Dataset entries
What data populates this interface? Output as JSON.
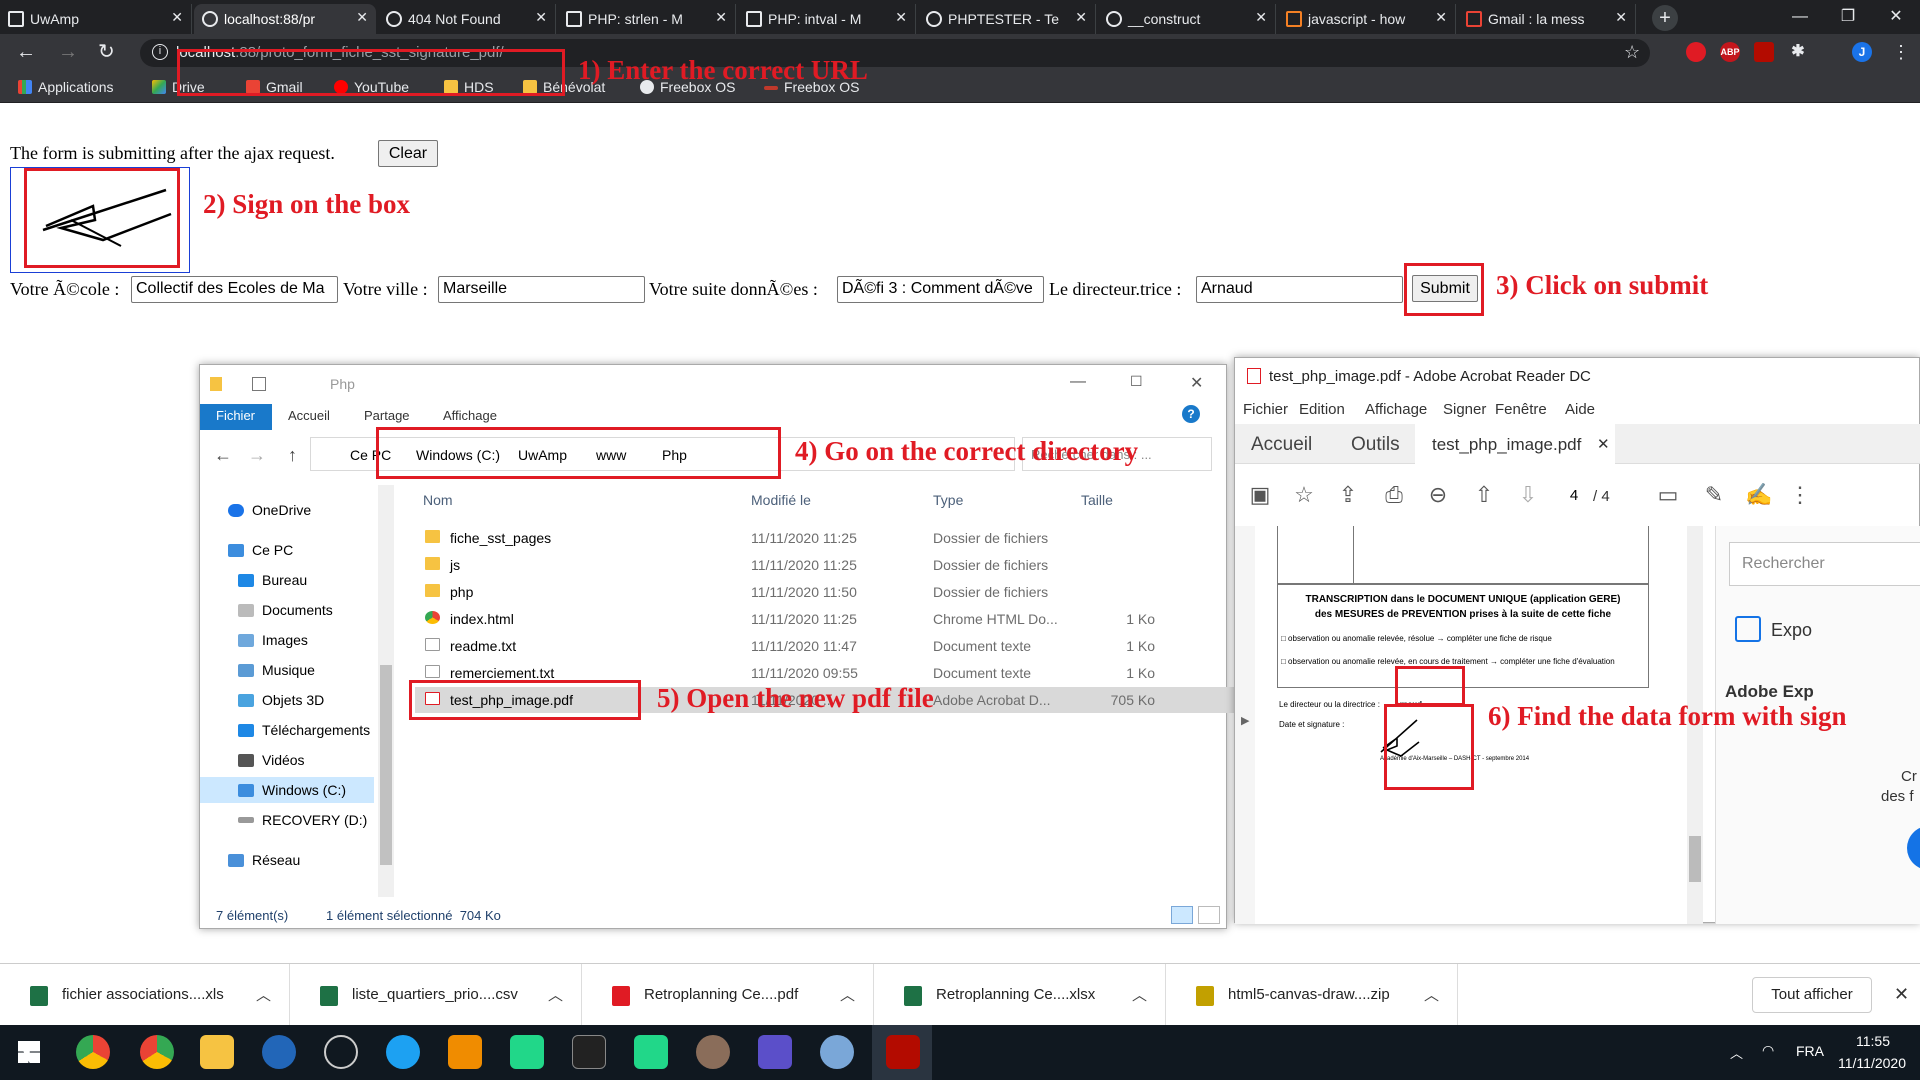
{
  "browser": {
    "tabs": [
      {
        "title": "UwAmp"
      },
      {
        "title": "localhost:88/pr"
      },
      {
        "title": "404 Not Found"
      },
      {
        "title": "PHP: strlen - M"
      },
      {
        "title": "PHP: intval - M"
      },
      {
        "title": "PHPTESTER - Te"
      },
      {
        "title": "__construct"
      },
      {
        "title": "javascript - how"
      },
      {
        "title": "Gmail : la mess"
      }
    ],
    "url_host": "localhost",
    "url_rest": ":88/proto_form_fiche_sst_signature_pdf/",
    "profile_initial": "J",
    "ext_abp": "ABP",
    "bookmarks": [
      {
        "label": "Applications"
      },
      {
        "label": "Drive"
      },
      {
        "label": "Gmail"
      },
      {
        "label": "YouTube"
      },
      {
        "label": "HDS"
      },
      {
        "label": "Bénévolat"
      },
      {
        "label": "Freebox OS"
      },
      {
        "label": "Freebox OS"
      }
    ]
  },
  "page": {
    "status_text": "The form is submitting after the ajax request.",
    "clear_label": "Clear",
    "label_ecole": "Votre Ã©cole :",
    "value_ecole": "Collectif des Ecoles de Ma",
    "label_ville": "Votre ville :",
    "value_ville": "Marseille",
    "label_suite": "Votre suite donnÃ©es :",
    "value_suite": "DÃ©fi 3 : Comment dÃ©ve",
    "label_directeur": "Le directeur.trice :",
    "value_directeur": "Arnaud",
    "submit_label": "Submit"
  },
  "annotations": {
    "step1": "1) Enter the correct URL",
    "step2": "2) Sign on the box",
    "step3": "3) Click on submit",
    "step4": "4) Go on the correct directory",
    "step5": "5) Open the new pdf file",
    "step6": "6) Find the data form with sign"
  },
  "explorer": {
    "title": "Php",
    "ribbon_tabs": [
      "Fichier",
      "Accueil",
      "Partage",
      "Affichage"
    ],
    "breadcrumb": [
      "Ce PC",
      "Windows (C:)",
      "UwAmp",
      "www",
      "Php"
    ],
    "search_placeholder": "Rechercher dans : ...",
    "nav": [
      {
        "label": "OneDrive"
      },
      {
        "label": "Ce PC"
      },
      {
        "label": "Bureau"
      },
      {
        "label": "Documents"
      },
      {
        "label": "Images"
      },
      {
        "label": "Musique"
      },
      {
        "label": "Objets 3D"
      },
      {
        "label": "Téléchargements"
      },
      {
        "label": "Vidéos"
      },
      {
        "label": "Windows (C:)"
      },
      {
        "label": "RECOVERY (D:)"
      },
      {
        "label": "Réseau"
      }
    ],
    "columns": {
      "name": "Nom",
      "modified": "Modifié le",
      "type": "Type",
      "size": "Taille"
    },
    "files": [
      {
        "name": "fiche_sst_pages",
        "modified": "11/11/2020 11:25",
        "type": "Dossier de fichiers",
        "size": ""
      },
      {
        "name": "js",
        "modified": "11/11/2020 11:25",
        "type": "Dossier de fichiers",
        "size": ""
      },
      {
        "name": "php",
        "modified": "11/11/2020 11:50",
        "type": "Dossier de fichiers",
        "size": ""
      },
      {
        "name": "index.html",
        "modified": "11/11/2020 11:25",
        "type": "Chrome HTML Do...",
        "size": "1 Ko"
      },
      {
        "name": "readme.txt",
        "modified": "11/11/2020 11:47",
        "type": "Document texte",
        "size": "1 Ko"
      },
      {
        "name": "remerciement.txt",
        "modified": "11/11/2020 09:55",
        "type": "Document texte",
        "size": "1 Ko"
      },
      {
        "name": "test_php_image.pdf",
        "modified": "11/11/2020 ...",
        "type": "Adobe Acrobat D...",
        "size": "705 Ko"
      }
    ],
    "status_count": "7 élément(s)",
    "status_selection": "1 élément sélectionné  704 Ko"
  },
  "acrobat": {
    "title": "test_php_image.pdf - Adobe Acrobat Reader DC",
    "menu": [
      "Fichier",
      "Edition",
      "Affichage",
      "Signer",
      "Fenêtre",
      "Aide"
    ],
    "tab_home": "Accueil",
    "tab_tools": "Outils",
    "tab_doc": "test_php_image.pdf",
    "page_current": "4",
    "page_total": "/ 4",
    "doc_heading_1": "TRANSCRIPTION dans le DOCUMENT UNIQUE (application GERE)",
    "doc_heading_2": "des MESURES de PREVENTION prises à la suite de cette fiche",
    "doc_check_1": "□ observation ou anomalie relevée, résolue → compléter une fiche de risque",
    "doc_check_2": "□ observation ou anomalie relevée, en cours de traitement → compléter une fiche d'évaluation",
    "doc_director_label": "Le directeur ou la directrice :",
    "doc_director_value": "Arnaud",
    "doc_date_label": "Date et signature :",
    "doc_footer": "Académie d'Aix-Marseille – DASH-CT - septembre 2014",
    "side_search": "Rechercher",
    "side_export": "Expo",
    "side_adobe": "Adobe Exp",
    "side_cr": "Cr",
    "side_des": "des f"
  },
  "downloads": {
    "items": [
      {
        "name": "fichier associations....xls",
        "color": "#1e7145"
      },
      {
        "name": "liste_quartiers_prio....csv",
        "color": "#1e7145"
      },
      {
        "name": "Retroplanning Ce....pdf",
        "color": "#e01b24"
      },
      {
        "name": "Retroplanning Ce....xlsx",
        "color": "#1e7145"
      },
      {
        "name": "html5-canvas-draw....zip",
        "color": "#c2a000"
      }
    ],
    "show_all": "Tout afficher"
  },
  "taskbar": {
    "lang": "FRA",
    "time": "11:55",
    "date": "11/11/2020"
  }
}
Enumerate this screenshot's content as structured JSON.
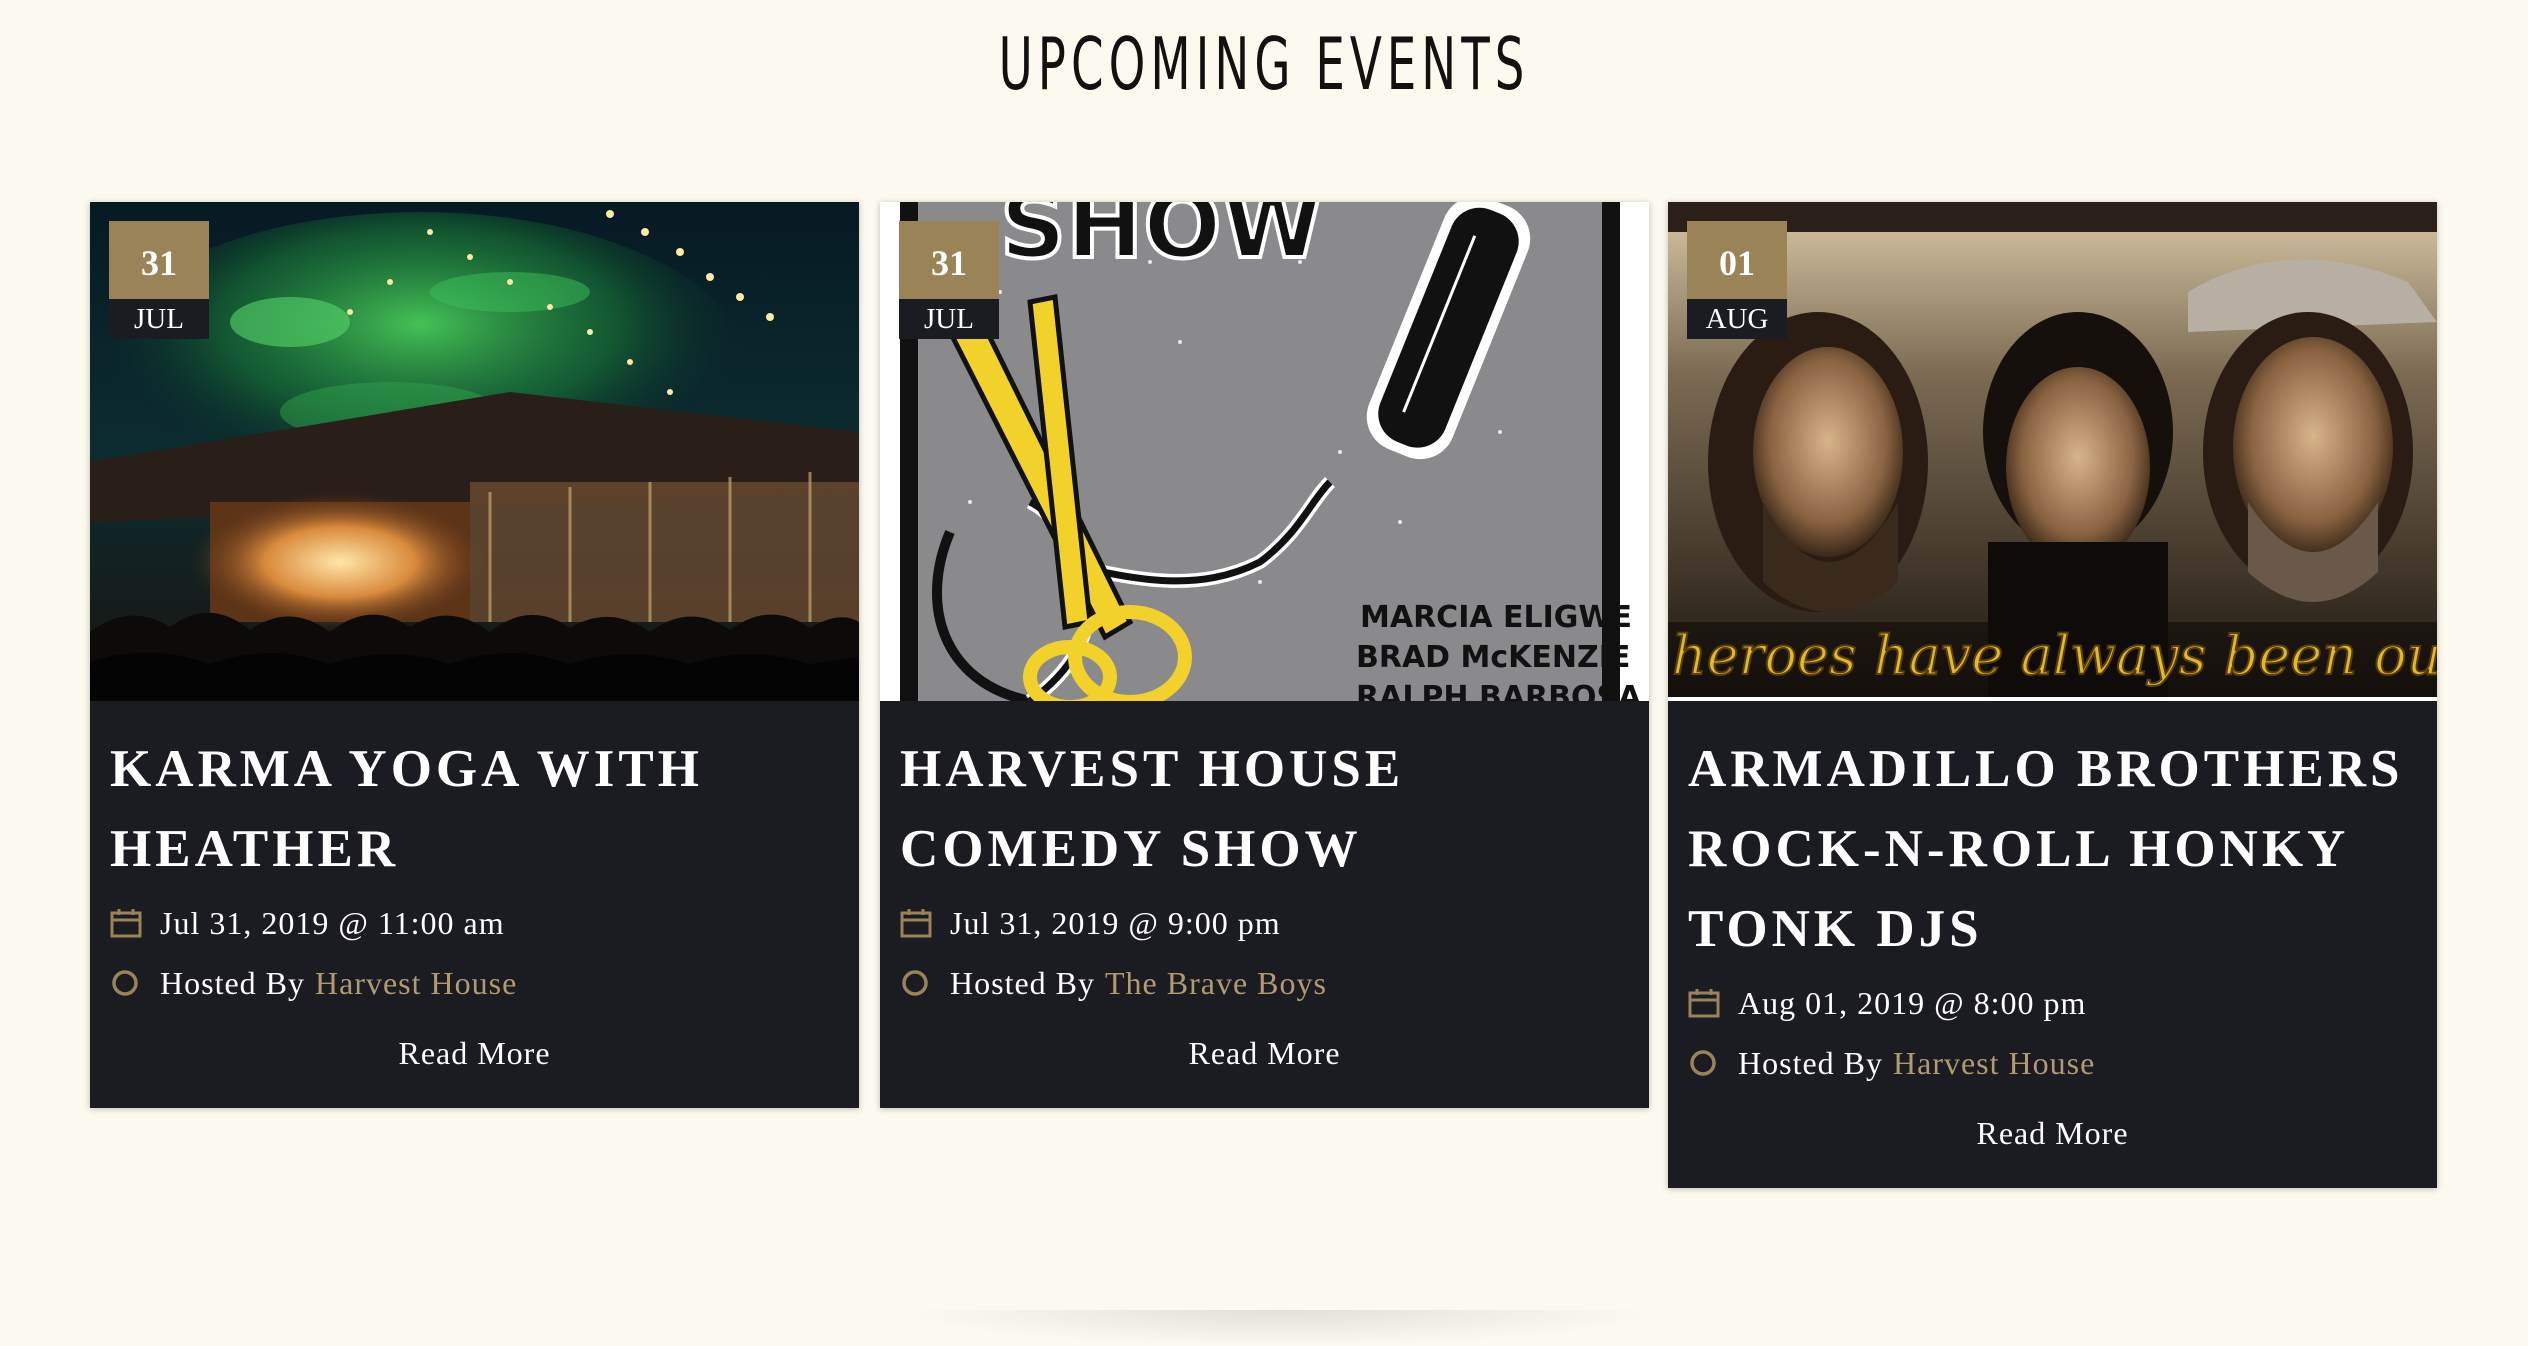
{
  "section": {
    "title": "UPCOMING EVENTS"
  },
  "events": [
    {
      "day": "31",
      "month": "JUL",
      "title": "KARMA YOGA WITH HEATHER",
      "datetime": "Jul 31, 2019 @ 11:00 am",
      "hosted_by_label": "Hosted By",
      "host": "Harvest House",
      "read_more": "Read More",
      "image": "outdoor-concert-crowd"
    },
    {
      "day": "31",
      "month": "JUL",
      "title": "HARVEST HOUSE COMEDY SHOW",
      "datetime": "Jul 31, 2019 @ 9:00 pm",
      "hosted_by_label": "Hosted By",
      "host": "The Brave Boys",
      "read_more": "Read More",
      "image": "comedy-show-poster",
      "poster_text": {
        "headline": "SHOW",
        "performers": [
          "MARCIA ELIGWE",
          "BRAD McKENZIE",
          "RALPH BARBOSA"
        ]
      }
    },
    {
      "day": "01",
      "month": "AUG",
      "title": "ARMADILLO BROTHERS ROCK-N-ROLL HONKY TONK DJS",
      "datetime": "Aug 01, 2019 @ 8:00 pm",
      "hosted_by_label": "Hosted By",
      "host": "Harvest House",
      "read_more": "Read More",
      "image": "outlaw-country-portrait",
      "image_caption": "heroes have always been outl"
    }
  ],
  "colors": {
    "page_background": "#fcfaee",
    "card_background": "#1b1b22",
    "accent_gold": "#9b8358",
    "link_gold": "#b19a72",
    "text_light": "#ffffff"
  },
  "icons": {
    "date": "calendar-icon",
    "host": "circle-icon"
  }
}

REQUEST: Take the listing and print it again exactly, but without any pictures.

RESPONSE FOR THIS EXERCISE:
What data populates this interface? Output as JSON.
{
  "browser": {
    "tabs": [
      {
        "title": "UwAmp"
      },
      {
        "title": "localhost:88/pr"
      },
      {
        "title": "404 Not Found"
      },
      {
        "title": "PHP: strlen - M"
      },
      {
        "title": "PHP: intval - M"
      },
      {
        "title": "PHPTESTER - Te"
      },
      {
        "title": "__construct"
      },
      {
        "title": "javascript - how"
      },
      {
        "title": "Gmail : la mess"
      }
    ],
    "url_host": "localhost",
    "url_rest": ":88/proto_form_fiche_sst_signature_pdf/",
    "profile_initial": "J",
    "ext_abp": "ABP",
    "bookmarks": [
      {
        "label": "Applications"
      },
      {
        "label": "Drive"
      },
      {
        "label": "Gmail"
      },
      {
        "label": "YouTube"
      },
      {
        "label": "HDS"
      },
      {
        "label": "Bénévolat"
      },
      {
        "label": "Freebox OS"
      },
      {
        "label": "Freebox OS"
      }
    ]
  },
  "page": {
    "status_text": "The form is submitting after the ajax request.",
    "clear_label": "Clear",
    "label_ecole": "Votre Ã©cole :",
    "value_ecole": "Collectif des Ecoles de Ma",
    "label_ville": "Votre ville :",
    "value_ville": "Marseille",
    "label_suite": "Votre suite donnÃ©es :",
    "value_suite": "DÃ©fi 3 : Comment dÃ©ve",
    "label_directeur": "Le directeur.trice :",
    "value_directeur": "Arnaud",
    "submit_label": "Submit"
  },
  "annotations": {
    "step1": "1) Enter the correct URL",
    "step2": "2) Sign on the box",
    "step3": "3) Click on submit",
    "step4": "4) Go on the correct directory",
    "step5": "5) Open the new pdf file",
    "step6": "6) Find the data form with sign"
  },
  "explorer": {
    "title": "Php",
    "ribbon_tabs": [
      "Fichier",
      "Accueil",
      "Partage",
      "Affichage"
    ],
    "breadcrumb": [
      "Ce PC",
      "Windows (C:)",
      "UwAmp",
      "www",
      "Php"
    ],
    "search_placeholder": "Rechercher dans : ...",
    "nav": [
      {
        "label": "OneDrive"
      },
      {
        "label": "Ce PC"
      },
      {
        "label": "Bureau"
      },
      {
        "label": "Documents"
      },
      {
        "label": "Images"
      },
      {
        "label": "Musique"
      },
      {
        "label": "Objets 3D"
      },
      {
        "label": "Téléchargements"
      },
      {
        "label": "Vidéos"
      },
      {
        "label": "Windows (C:)"
      },
      {
        "label": "RECOVERY (D:)"
      },
      {
        "label": "Réseau"
      }
    ],
    "columns": {
      "name": "Nom",
      "modified": "Modifié le",
      "type": "Type",
      "size": "Taille"
    },
    "files": [
      {
        "name": "fiche_sst_pages",
        "modified": "11/11/2020 11:25",
        "type": "Dossier de fichiers",
        "size": ""
      },
      {
        "name": "js",
        "modified": "11/11/2020 11:25",
        "type": "Dossier de fichiers",
        "size": ""
      },
      {
        "name": "php",
        "modified": "11/11/2020 11:50",
        "type": "Dossier de fichiers",
        "size": ""
      },
      {
        "name": "index.html",
        "modified": "11/11/2020 11:25",
        "type": "Chrome HTML Do...",
        "size": "1 Ko"
      },
      {
        "name": "readme.txt",
        "modified": "11/11/2020 11:47",
        "type": "Document texte",
        "size": "1 Ko"
      },
      {
        "name": "remerciement.txt",
        "modified": "11/11/2020 09:55",
        "type": "Document texte",
        "size": "1 Ko"
      },
      {
        "name": "test_php_image.pdf",
        "modified": "11/11/2020 ...",
        "type": "Adobe Acrobat D...",
        "size": "705 Ko"
      }
    ],
    "status_count": "7 élément(s)",
    "status_selection": "1 élément sélectionné  704 Ko"
  },
  "acrobat": {
    "title": "test_php_image.pdf - Adobe Acrobat Reader DC",
    "menu": [
      "Fichier",
      "Edition",
      "Affichage",
      "Signer",
      "Fenêtre",
      "Aide"
    ],
    "tab_home": "Accueil",
    "tab_tools": "Outils",
    "tab_doc": "test_php_image.pdf",
    "page_current": "4",
    "page_total": "/ 4",
    "doc_heading_1": "TRANSCRIPTION dans le DOCUMENT UNIQUE (application GERE)",
    "doc_heading_2": "des MESURES de PREVENTION prises à la suite de cette fiche",
    "doc_check_1": "□ observation ou anomalie relevée, résolue → compléter une fiche de risque",
    "doc_check_2": "□ observation ou anomalie relevée, en cours de traitement → compléter une fiche d'évaluation",
    "doc_director_label": "Le directeur ou la directrice :",
    "doc_director_value": "Arnaud",
    "doc_date_label": "Date et signature :",
    "doc_footer": "Académie d'Aix-Marseille – DASH-CT - septembre 2014",
    "side_search": "Rechercher",
    "side_export": "Expo",
    "side_adobe": "Adobe Exp",
    "side_cr": "Cr",
    "side_des": "des f"
  },
  "downloads": {
    "items": [
      {
        "name": "fichier associations....xls",
        "color": "#1e7145"
      },
      {
        "name": "liste_quartiers_prio....csv",
        "color": "#1e7145"
      },
      {
        "name": "Retroplanning Ce....pdf",
        "color": "#e01b24"
      },
      {
        "name": "Retroplanning Ce....xlsx",
        "color": "#1e7145"
      },
      {
        "name": "html5-canvas-draw....zip",
        "color": "#c2a000"
      }
    ],
    "show_all": "Tout afficher"
  },
  "taskbar": {
    "lang": "FRA",
    "time": "11:55",
    "date": "11/11/2020"
  }
}
Enumerate this screenshot's content as structured JSON.
{
  "section": {
    "title": "UPCOMING EVENTS"
  },
  "events": [
    {
      "day": "31",
      "month": "JUL",
      "title": "KARMA YOGA WITH HEATHER",
      "datetime": "Jul 31, 2019 @ 11:00 am",
      "hosted_by_label": "Hosted By",
      "host": "Harvest House",
      "read_more": "Read More",
      "image": "outdoor-concert-crowd"
    },
    {
      "day": "31",
      "month": "JUL",
      "title": "HARVEST HOUSE COMEDY SHOW",
      "datetime": "Jul 31, 2019 @ 9:00 pm",
      "hosted_by_label": "Hosted By",
      "host": "The Brave Boys",
      "read_more": "Read More",
      "image": "comedy-show-poster",
      "poster_text": {
        "headline": "SHOW",
        "performers": [
          "MARCIA ELIGWE",
          "BRAD McKENZIE",
          "RALPH BARBOSA"
        ]
      }
    },
    {
      "day": "01",
      "month": "AUG",
      "title": "ARMADILLO BROTHERS ROCK-N-ROLL HONKY TONK DJS",
      "datetime": "Aug 01, 2019 @ 8:00 pm",
      "hosted_by_label": "Hosted By",
      "host": "Harvest House",
      "read_more": "Read More",
      "image": "outlaw-country-portrait",
      "image_caption": "heroes have always been outl"
    }
  ],
  "colors": {
    "page_background": "#fcfaee",
    "card_background": "#1b1b22",
    "accent_gold": "#9b8358",
    "link_gold": "#b19a72",
    "text_light": "#ffffff"
  },
  "icons": {
    "date": "calendar-icon",
    "host": "circle-icon"
  }
}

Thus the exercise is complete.